>>>

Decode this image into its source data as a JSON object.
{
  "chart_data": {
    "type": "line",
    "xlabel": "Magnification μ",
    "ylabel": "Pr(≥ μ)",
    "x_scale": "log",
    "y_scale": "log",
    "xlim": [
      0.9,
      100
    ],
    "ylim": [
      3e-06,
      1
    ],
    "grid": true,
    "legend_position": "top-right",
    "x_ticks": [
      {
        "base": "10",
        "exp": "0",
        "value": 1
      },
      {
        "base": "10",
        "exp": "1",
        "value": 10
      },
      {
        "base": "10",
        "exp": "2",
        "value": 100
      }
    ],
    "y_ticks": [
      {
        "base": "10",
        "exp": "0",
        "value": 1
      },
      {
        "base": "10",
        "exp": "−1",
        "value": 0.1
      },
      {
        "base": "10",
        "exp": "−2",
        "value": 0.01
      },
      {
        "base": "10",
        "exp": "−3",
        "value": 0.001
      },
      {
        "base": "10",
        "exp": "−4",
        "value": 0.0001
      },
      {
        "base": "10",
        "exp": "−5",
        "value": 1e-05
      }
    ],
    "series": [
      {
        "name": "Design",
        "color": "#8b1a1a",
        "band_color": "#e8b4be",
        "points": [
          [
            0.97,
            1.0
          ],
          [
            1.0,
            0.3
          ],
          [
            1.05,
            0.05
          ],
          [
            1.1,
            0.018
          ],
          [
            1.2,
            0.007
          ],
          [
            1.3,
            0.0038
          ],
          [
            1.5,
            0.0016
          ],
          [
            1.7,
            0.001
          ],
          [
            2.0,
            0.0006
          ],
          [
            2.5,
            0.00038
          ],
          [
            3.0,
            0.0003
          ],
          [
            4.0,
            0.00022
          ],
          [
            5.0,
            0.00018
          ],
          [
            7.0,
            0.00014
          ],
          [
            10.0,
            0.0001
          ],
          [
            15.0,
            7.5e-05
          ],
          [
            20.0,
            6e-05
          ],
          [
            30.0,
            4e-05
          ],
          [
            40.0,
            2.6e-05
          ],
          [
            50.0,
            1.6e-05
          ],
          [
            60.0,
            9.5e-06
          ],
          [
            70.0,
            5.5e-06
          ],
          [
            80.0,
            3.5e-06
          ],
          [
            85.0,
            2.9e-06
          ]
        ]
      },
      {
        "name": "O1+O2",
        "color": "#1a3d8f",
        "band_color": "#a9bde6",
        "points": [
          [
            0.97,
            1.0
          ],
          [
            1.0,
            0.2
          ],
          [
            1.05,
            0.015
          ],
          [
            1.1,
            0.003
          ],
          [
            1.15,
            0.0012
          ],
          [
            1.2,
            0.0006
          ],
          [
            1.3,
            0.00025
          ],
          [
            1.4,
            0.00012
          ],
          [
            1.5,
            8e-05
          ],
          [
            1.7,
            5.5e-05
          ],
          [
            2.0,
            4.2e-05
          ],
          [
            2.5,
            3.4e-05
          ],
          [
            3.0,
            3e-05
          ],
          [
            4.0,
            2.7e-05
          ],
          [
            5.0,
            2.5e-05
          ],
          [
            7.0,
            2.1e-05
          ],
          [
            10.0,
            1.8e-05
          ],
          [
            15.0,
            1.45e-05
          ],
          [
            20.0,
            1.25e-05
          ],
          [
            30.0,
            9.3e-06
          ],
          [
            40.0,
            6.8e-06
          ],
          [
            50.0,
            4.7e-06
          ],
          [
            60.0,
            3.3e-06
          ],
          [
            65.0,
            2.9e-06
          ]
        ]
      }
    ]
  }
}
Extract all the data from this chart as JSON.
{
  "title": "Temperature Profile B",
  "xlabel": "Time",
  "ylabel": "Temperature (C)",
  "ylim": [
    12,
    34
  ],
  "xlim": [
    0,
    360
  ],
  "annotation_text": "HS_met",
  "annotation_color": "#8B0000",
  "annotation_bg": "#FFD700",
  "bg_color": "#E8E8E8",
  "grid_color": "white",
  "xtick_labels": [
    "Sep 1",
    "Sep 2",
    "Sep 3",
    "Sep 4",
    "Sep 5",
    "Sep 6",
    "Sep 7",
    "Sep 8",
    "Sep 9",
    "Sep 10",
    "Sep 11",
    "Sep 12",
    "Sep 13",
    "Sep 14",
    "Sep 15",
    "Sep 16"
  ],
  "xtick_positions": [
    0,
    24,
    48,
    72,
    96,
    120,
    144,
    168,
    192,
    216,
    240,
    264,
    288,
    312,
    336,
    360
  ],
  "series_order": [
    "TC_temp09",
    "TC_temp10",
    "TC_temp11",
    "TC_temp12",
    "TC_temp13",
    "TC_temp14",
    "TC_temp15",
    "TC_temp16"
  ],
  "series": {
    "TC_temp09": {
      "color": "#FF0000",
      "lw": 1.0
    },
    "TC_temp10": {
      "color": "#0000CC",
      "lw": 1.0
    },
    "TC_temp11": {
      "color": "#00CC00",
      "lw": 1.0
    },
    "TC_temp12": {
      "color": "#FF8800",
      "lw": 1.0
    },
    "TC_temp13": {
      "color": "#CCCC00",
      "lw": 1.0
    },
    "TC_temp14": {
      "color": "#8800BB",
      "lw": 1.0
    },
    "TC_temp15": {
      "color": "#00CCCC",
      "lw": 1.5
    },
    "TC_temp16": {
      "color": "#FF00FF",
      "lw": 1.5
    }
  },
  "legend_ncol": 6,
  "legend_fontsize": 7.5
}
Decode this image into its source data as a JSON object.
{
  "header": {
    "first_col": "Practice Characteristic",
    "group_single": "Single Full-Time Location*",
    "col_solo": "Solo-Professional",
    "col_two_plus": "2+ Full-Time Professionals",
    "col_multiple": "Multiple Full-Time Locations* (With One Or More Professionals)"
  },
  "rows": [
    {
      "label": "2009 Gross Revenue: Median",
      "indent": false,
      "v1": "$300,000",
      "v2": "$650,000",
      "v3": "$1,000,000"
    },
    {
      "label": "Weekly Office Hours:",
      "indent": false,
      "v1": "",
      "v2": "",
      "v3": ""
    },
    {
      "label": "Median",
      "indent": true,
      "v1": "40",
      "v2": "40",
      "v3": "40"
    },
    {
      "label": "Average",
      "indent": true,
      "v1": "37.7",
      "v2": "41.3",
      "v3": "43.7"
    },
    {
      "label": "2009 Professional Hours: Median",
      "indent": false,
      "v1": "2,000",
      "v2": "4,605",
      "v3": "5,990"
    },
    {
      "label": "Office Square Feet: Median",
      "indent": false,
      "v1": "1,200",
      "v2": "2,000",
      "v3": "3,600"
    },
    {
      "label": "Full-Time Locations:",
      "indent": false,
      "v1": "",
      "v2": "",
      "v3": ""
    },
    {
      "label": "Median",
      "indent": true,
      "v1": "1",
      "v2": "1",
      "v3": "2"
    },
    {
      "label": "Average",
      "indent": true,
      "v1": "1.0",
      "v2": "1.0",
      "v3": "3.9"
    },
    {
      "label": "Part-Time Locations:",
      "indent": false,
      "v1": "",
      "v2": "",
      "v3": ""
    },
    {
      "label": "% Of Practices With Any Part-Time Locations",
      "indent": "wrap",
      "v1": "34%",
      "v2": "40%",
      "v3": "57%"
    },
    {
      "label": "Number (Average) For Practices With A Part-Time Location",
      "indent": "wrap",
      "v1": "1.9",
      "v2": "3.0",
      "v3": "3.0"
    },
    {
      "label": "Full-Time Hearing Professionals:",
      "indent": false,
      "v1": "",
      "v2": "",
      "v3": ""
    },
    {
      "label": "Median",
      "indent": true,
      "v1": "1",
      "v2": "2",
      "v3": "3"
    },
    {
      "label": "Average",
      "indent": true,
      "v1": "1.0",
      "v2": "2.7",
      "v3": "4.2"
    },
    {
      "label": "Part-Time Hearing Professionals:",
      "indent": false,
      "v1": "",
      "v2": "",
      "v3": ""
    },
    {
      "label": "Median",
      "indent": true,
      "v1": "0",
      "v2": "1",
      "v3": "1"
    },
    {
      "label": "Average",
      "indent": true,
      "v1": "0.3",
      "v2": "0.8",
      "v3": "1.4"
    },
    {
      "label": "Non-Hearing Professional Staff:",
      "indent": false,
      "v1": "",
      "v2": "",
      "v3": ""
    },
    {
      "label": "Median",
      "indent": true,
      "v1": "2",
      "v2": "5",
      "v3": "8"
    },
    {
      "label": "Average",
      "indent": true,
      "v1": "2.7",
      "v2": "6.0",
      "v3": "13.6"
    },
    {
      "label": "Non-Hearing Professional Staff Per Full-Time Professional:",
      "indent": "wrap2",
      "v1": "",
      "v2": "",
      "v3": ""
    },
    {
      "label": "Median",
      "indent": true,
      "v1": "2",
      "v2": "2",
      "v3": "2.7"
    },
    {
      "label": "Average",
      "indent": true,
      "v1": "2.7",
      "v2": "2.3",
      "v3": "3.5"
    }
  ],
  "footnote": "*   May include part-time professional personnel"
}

<<<

Return each line in the records that holds the string "Temperature".

**FULL SOLUTION**.
  "title": "Temperature Profile B",
  "ylabel": "Temperature (C)",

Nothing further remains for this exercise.